SOURCE TEXT:
☆ ☆ ☆

Monthly Archives: October 2015

Hobbes: Heretical or Holy?

Without further ado, we have arrived at my second official blog post! (The fact that we are already this far into the year is a little shocking…)

Today, I wanted to discuss Hobbes’ perspective regarding God, religion, and the legitimacy of sovereign power. As was custom at the time, Hobbes would have been a faithful man and a church-goer, as to not be one would essentially mean his exclusion from nearly all facets of life. He also does give his due respect to God as well as give numerous biblical references for his arguments (the appendix in the back gives a list of his mentions and references). But if he had “done his duty” as a Christian man, what was so contentious about his work that would have placed it under scrutiny for heresy?

One possibility might be that Hobbes, despite an exterior persona of being dogmatically correct, is actually anti-religious, and despises the church on the inside. The entirety of Ch. XII is devoted to the discussion of religion, and how most religions are invented by men as intellectual crutches, when they have need of an explanation regarding the causes of things (XII.2, 63). He also discusses man’s reliance on miracles for the sustenance of faith (XII.28, 72). However, when he seems to be pushing for the absurdity of religion, he also discusses God’s choice of the Israelites, who follow the “True Religion” and live in accordance with its correct laws (XII.22, 71). So, it seems to me that though he disparages religion in general, he still bears regard for the Judeo-Christian tradition.

☆ ☆ ☆

EXTRACTED DATA:
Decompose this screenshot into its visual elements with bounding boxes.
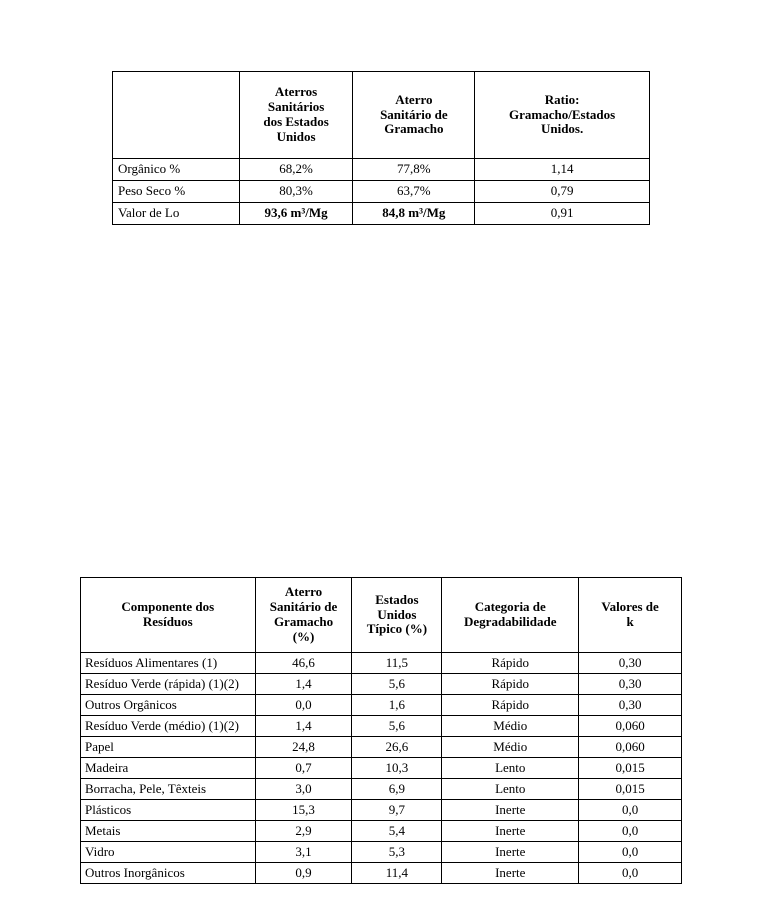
- cell-degradability: Lento: [442, 758, 579, 779]
- cell-k-value: 0,060: [579, 737, 682, 758]
- cell-component: Outros Orgânicos: [81, 695, 256, 716]
- cell-component: Plásticos: [81, 800, 256, 821]
- cell-us-pct: 11,5: [352, 653, 442, 674]
- cell-degradability: Inerte: [442, 821, 579, 842]
- table-row: [81, 779, 682, 800]
- cell-gramacho-pct: 1,4: [255, 716, 352, 737]
- cell-gramacho-pct: 3,0: [255, 779, 352, 800]
- cell-us-pct: 5,3: [352, 842, 442, 863]
- cell-k-value: 0,30: [579, 674, 682, 695]
- cell-degradability: Rápido: [442, 674, 579, 695]
- table-row: [81, 716, 682, 737]
- comparison-table-container: [112, 71, 650, 225]
- table-row: [81, 737, 682, 758]
- comparison-table: [112, 71, 650, 225]
- cell-us-pct: 5,4: [352, 821, 442, 842]
- cell-gramacho-pct: 0,9: [255, 863, 352, 884]
- table-header-cell-k-values: Valores de k: [579, 578, 682, 653]
- table-header-cell-gramacho: Aterro Sanitário de Gramacho: [353, 72, 475, 159]
- cell-us-pct: 10,3: [352, 758, 442, 779]
- table-header-cell-component: Componente dos Resíduos: [81, 578, 256, 653]
- cell-k-value: 0,015: [579, 779, 682, 800]
- cell-gramacho-pct: 15,3: [255, 800, 352, 821]
- cell-component: Vidro: [81, 842, 256, 863]
- table-row: [81, 842, 682, 863]
- cell-organico-us: 68,2%: [239, 159, 353, 181]
- cell-us-pct: 5,6: [352, 716, 442, 737]
- cell-us-pct: 9,7: [352, 800, 442, 821]
- table-header-cell-gramacho-pct: Aterro Sanitário de Gramacho (%): [255, 578, 352, 653]
- table-header-row: [113, 72, 650, 159]
- cell-us-pct: 26,6: [352, 737, 442, 758]
- cell-gramacho-pct: 46,6: [255, 653, 352, 674]
- table-header-row: [81, 578, 682, 653]
- cell-peso-seco-us: 80,3%: [239, 181, 353, 203]
- table-row: [113, 181, 650, 203]
- cell-degradability: Lento: [442, 779, 579, 800]
- cell-k-value: 0,0: [579, 842, 682, 863]
- cell-peso-seco-gramacho: 63,7%: [353, 181, 475, 203]
- table-row: [113, 203, 650, 225]
- cell-k-value: 0,015: [579, 758, 682, 779]
- table-row: [81, 821, 682, 842]
- table-header-cell-empty: [113, 72, 240, 159]
- cell-organico-ratio: 1,14: [475, 159, 650, 181]
- cell-degradability: Médio: [442, 737, 579, 758]
- cell-component: Outros Inorgânicos: [81, 863, 256, 884]
- row-label-valor-lo: Valor de Lo: [113, 203, 240, 225]
- cell-degradability: Médio: [442, 716, 579, 737]
- cell-valor-lo-us: 93,6 m³/Mg: [239, 203, 353, 225]
- cell-gramacho-pct: 1,4: [255, 674, 352, 695]
- cell-gramacho-pct: 0,7: [255, 758, 352, 779]
- cell-k-value: 0,0: [579, 863, 682, 884]
- cell-gramacho-pct: 24,8: [255, 737, 352, 758]
- table-row: [113, 159, 650, 181]
- row-label-peso-seco: Peso Seco %: [113, 181, 240, 203]
- cell-us-pct: 5,6: [352, 674, 442, 695]
- cell-component: Madeira: [81, 758, 256, 779]
- cell-component: Resíduo Verde (rápida) (1)(2): [81, 674, 256, 695]
- table-header-cell-us-typical: Estados Unidos Típico (%): [352, 578, 442, 653]
- table-row: [81, 758, 682, 779]
- waste-composition-table-container: [80, 577, 682, 884]
- table-header-cell-us-landfills: Aterros Sanitários dos Estados Unidos: [239, 72, 353, 159]
- cell-k-value: 0,0: [579, 800, 682, 821]
- cell-organico-gramacho: 77,8%: [353, 159, 475, 181]
- cell-component: Resíduos Alimentares (1): [81, 653, 256, 674]
- table-row: [81, 674, 682, 695]
- cell-gramacho-pct: 3,1: [255, 842, 352, 863]
- cell-degradability: Rápido: [442, 653, 579, 674]
- cell-k-value: 0,0: [579, 821, 682, 842]
- cell-degradability: Inerte: [442, 863, 579, 884]
- cell-component: Borracha, Pele, Têxteis: [81, 779, 256, 800]
- cell-us-pct: 11,4: [352, 863, 442, 884]
- table-header-cell-degradability: Categoria de Degradabilidade: [442, 578, 579, 653]
- cell-peso-seco-ratio: 0,79: [475, 181, 650, 203]
- cell-valor-lo-ratio: 0,91: [475, 203, 650, 225]
- cell-degradability: Rápido: [442, 695, 579, 716]
- cell-gramacho-pct: 2,9: [255, 821, 352, 842]
- cell-component: Papel: [81, 737, 256, 758]
- cell-us-pct: 6,9: [352, 779, 442, 800]
- cell-valor-lo-gramacho: 84,8 m³/Mg: [353, 203, 475, 225]
- table-row: [81, 863, 682, 884]
- cell-degradability: Inerte: [442, 800, 579, 821]
- table-row: [81, 800, 682, 821]
- cell-k-value: 0,30: [579, 695, 682, 716]
- cell-component: Metais: [81, 821, 256, 842]
- waste-composition-table: [80, 577, 682, 884]
- cell-k-value: 0,060: [579, 716, 682, 737]
- cell-gramacho-pct: 0,0: [255, 695, 352, 716]
- table-row: [81, 695, 682, 716]
- cell-degradability: Inerte: [442, 842, 579, 863]
- table-header-cell-ratio: Ratio: Gramacho/Estados Unidos.: [475, 72, 650, 159]
- row-label-organico: Orgânico %: [113, 159, 240, 181]
- table-row: [81, 653, 682, 674]
- cell-us-pct: 1,6: [352, 695, 442, 716]
- cell-component: Resíduo Verde (médio) (1)(2): [81, 716, 256, 737]
- cell-k-value: 0,30: [579, 653, 682, 674]
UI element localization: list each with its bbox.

☆ ☆ ☆

PROBLEM SET:
#1 Sum up the blog post on Hobbes and religion in two sentences.
#2 Write what comes next in the blog post on Hobbes and religion, picking up after its final sentence.

RESPONSES BY TASK:
#1 The post asks why Hobbes's work drew suspicion of heresy, since he would likely have been a faithful church-goer who respected God and cited the Bible often. It considers that he might privately despise religion, given that Ch. XII calls most religions human inventions and notes people's reliance on miracles, but concludes that he still holds the Judeo-Christian tradition in regard, pointing to his account of the Israelites and the "True Religion."

#2
If it’s not about the doctrine, then, it might be about the people. The conclusion Hobbes reaches at the end of that chapter is that he “may attribute all the changes of religion in the world to one and the same cause, and that is, unpleasing priests” (XII.32, 73-74). Well, then, his vendetta isn’t against God, but against God’s ordained representatives on earth, the clergy, who have (unlike the sovereign whom he espouses) undergone a specific training process to be able to represent God properly. That seems like a reasonable justification for him to be branded a heretic – turn your nose up to the people in charge, and watch them raise hell in your life (sorry, had to make the pun). Rising up against church authority actually seems like a very English thing to do, given the shining example of Henry VIII, who separated an entire nation from the Catholic Church in the 1530s just so he could divorce his wife, Anne Boleyn.

(I don’t know if memes work under copyright law, but I’ll just leave this here. The portrait itself is under Wikimedia Commons, so it should be fine???)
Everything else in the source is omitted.